• Document passage:
# # # #

Projekt współfinansowany ze środków Unii Europejskiej w ramach Europejskiego Funduszu Rozwoju Regionalnego 
Program Operacyjny Polska Cyfrowa na lata 2014-2020,
Oś Priorytetowa nr 3 "Cyfrowe kompetencje społeczeństwa" Działanie  nr 3.2 "Innowacyjne rozwiązania na rzecz aktywizacji cyfrowej".   
Tytuł projektu:  „Akademia Innowacyjnych Zastosowań Technologii Cyfrowych (AI Tech)”
    </center>

# Statistical machine learning - Notebook 6, version for students
**Author: Michał Ciach**  
**Date: 20.11.2021**

## Description
In this class, we will deal with some advanced topics about statistical hypothesis testing.  
We will cover non-parametric tests that do not rely on assuming a particular distribution of the data. We will perform a power analysis for the Student's t-test and use it to illustrate a common misconception about tests in general.  Finally, we will learn how to control false positive results when multiple tests are performed repeatedly.

# # # #

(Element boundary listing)
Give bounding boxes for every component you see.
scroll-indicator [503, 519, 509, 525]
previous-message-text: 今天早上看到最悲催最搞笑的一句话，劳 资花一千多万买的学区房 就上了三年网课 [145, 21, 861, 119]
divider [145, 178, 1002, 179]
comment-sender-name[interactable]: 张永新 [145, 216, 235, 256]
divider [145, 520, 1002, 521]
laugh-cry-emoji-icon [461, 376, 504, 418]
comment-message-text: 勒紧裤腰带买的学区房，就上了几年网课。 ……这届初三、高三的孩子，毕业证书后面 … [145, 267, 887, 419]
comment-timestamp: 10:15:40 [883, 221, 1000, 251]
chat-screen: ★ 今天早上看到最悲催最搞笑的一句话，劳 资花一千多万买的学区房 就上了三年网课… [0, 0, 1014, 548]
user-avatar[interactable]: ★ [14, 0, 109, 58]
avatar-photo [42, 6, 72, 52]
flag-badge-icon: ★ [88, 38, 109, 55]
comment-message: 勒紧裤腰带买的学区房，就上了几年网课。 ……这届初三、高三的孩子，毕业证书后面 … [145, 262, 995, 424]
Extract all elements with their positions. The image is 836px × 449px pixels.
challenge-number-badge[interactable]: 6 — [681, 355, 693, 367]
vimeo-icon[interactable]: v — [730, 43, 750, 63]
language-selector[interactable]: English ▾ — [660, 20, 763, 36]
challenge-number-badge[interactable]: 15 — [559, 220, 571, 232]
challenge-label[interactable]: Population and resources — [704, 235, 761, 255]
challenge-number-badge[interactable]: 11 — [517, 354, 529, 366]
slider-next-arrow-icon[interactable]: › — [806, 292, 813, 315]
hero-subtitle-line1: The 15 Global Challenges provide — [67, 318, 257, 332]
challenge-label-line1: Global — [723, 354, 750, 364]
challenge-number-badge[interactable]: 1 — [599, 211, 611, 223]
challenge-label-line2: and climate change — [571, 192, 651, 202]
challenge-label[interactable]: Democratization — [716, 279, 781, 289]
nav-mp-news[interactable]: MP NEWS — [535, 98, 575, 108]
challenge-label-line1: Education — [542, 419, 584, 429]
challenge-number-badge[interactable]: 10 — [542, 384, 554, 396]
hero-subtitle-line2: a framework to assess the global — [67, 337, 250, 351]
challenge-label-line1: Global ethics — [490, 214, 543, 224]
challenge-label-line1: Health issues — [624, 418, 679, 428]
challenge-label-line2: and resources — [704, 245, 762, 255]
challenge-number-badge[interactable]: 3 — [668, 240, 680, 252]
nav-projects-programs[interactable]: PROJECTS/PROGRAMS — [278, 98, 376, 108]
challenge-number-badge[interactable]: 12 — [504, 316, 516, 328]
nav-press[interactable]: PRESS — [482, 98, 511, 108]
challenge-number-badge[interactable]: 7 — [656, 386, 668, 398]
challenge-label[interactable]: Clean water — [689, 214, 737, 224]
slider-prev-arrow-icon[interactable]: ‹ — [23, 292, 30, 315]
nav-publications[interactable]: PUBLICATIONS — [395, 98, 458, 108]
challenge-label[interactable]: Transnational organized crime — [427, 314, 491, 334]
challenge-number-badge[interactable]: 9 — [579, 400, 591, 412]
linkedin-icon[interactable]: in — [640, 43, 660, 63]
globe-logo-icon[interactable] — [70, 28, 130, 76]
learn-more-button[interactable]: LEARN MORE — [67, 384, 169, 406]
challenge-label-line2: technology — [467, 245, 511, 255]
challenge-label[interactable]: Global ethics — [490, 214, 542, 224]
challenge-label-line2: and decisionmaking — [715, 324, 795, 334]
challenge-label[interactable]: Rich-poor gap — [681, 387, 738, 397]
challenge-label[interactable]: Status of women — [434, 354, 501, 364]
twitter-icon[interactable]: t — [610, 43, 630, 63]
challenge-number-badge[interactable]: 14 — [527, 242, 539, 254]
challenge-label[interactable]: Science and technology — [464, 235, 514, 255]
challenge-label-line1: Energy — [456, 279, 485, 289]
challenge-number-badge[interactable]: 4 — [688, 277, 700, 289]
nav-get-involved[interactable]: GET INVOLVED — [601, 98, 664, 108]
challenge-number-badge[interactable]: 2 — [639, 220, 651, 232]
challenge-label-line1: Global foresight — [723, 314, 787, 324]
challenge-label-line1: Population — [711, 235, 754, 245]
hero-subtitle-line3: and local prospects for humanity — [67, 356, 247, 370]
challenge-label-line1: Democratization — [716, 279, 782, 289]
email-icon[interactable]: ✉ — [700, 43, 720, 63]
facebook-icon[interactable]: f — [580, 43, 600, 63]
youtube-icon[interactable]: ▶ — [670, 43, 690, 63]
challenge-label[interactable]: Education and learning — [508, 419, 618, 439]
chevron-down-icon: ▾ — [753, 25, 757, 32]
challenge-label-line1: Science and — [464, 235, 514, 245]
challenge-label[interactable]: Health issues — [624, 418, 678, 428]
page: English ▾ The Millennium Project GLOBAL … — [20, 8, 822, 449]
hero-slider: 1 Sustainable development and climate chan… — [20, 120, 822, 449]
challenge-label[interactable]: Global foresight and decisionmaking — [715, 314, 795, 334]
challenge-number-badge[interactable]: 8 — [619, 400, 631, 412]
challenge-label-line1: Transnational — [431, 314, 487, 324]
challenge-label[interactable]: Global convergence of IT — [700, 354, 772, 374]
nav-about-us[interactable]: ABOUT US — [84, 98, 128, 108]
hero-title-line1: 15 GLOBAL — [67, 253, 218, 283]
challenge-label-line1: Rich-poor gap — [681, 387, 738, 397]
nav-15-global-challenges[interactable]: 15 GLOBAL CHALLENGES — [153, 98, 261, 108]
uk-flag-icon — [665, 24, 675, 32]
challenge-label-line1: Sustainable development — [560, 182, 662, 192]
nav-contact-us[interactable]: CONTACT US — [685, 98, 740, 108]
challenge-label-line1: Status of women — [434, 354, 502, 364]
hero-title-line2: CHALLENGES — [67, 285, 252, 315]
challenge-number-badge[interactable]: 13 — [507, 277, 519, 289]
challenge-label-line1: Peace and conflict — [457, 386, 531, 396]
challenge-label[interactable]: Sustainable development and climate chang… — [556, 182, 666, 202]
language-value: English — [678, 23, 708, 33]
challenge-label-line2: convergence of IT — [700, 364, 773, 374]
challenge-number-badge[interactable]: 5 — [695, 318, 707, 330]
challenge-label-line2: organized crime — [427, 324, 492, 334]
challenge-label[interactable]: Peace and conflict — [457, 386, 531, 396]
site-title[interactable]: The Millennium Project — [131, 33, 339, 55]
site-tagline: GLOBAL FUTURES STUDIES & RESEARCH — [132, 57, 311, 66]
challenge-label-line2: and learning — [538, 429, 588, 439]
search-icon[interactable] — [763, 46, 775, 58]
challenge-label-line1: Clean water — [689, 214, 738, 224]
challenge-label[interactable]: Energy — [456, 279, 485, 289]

# # # #

• Given task A: Copy the listing from its first line up to and including the line with "laugh-cry-emoji-icon [461, 376, 504, 418]".
• Given task B: Write the next part of the statistical machine learning notebook, picking up after its final sentence.
The listing is unrelated to the statistical machine learning notebook.

• Final answer A:
Give bounding boxes for every component you see.
scroll-indicator [503, 519, 509, 525]
previous-message-text: 今天早上看到最悲催最搞笑的一句话，劳 资花一千多万买的学区房 就上了三年网课 [145, 21, 861, 119]
divider [145, 178, 1002, 179]
comment-sender-name[interactable]: 张永新 [145, 216, 235, 256]
divider [145, 520, 1002, 521]
laugh-cry-emoji-icon [461, 376, 504, 418]

• Final answer B:
In [1]:
!pip install gdown
!gdown https://drive.google.com/uc?id=1GW1pjKOCoKOlC4Jqbqql_ghYD_n0iC6O
!gdown https://drive.google.com/uc?id=1FInZ2jrlZGNColU4sHF9JKGHP39fTVut
!gdown https://drive.google.com/uc?id=1n1qS6dcVVKcVJOuUIIm0VTz6cSyrtzDH
!pip install --upgrade scipy

Downloading...
From: https://drive.google.com/uc?id=1GW1pjKOCoKOlC4Jqbqql_ghYD_n0iC6O
To: /content/BDL municipality incomes 2015-2020.csv
100% 228k/228k [00:00<00:00, 36.2MB/s]
Downloading...
From: https://drive.google.com/uc?id=1FInZ2jrlZGNColU4sHF9JKGHP39fTVut
To: /content/BDL municipality area km2 2015-2020.csv
100% 180k/180k [00:00<00:00, 58.0MB/s]
Downloading...
From: https://drive.google.com/uc?id=1n1qS6dcVVKcVJOuUIIm0VTz6cSyrtzDH
To: /content/BDL municipality population 2015-2020.csv
100% 222k/222k [00:00<00:00, 57.0MB/s]


## Data & library imports

In [2]:
import pandas as pd
import numpy as np
import plotly.express as px
from scipy.stats import mannwhitneyu, ttest_ind, ttest_rel, norm
from statsmodels.stats.multitest import fdrcorrection
from statsmodels.stats.power import TTestPower


pandas.util.testing is deprecated. Use the functions in the public API at pandas.testing instead.



In [3]:
income = pd.read_csv('BDL municipality incomes 2015-2020.csv', sep=';', dtype={'Code': 'str'})
population = pd.read_csv('BDL municipality population 2015-2020.csv', sep='\t', dtype={'Code': 'str'})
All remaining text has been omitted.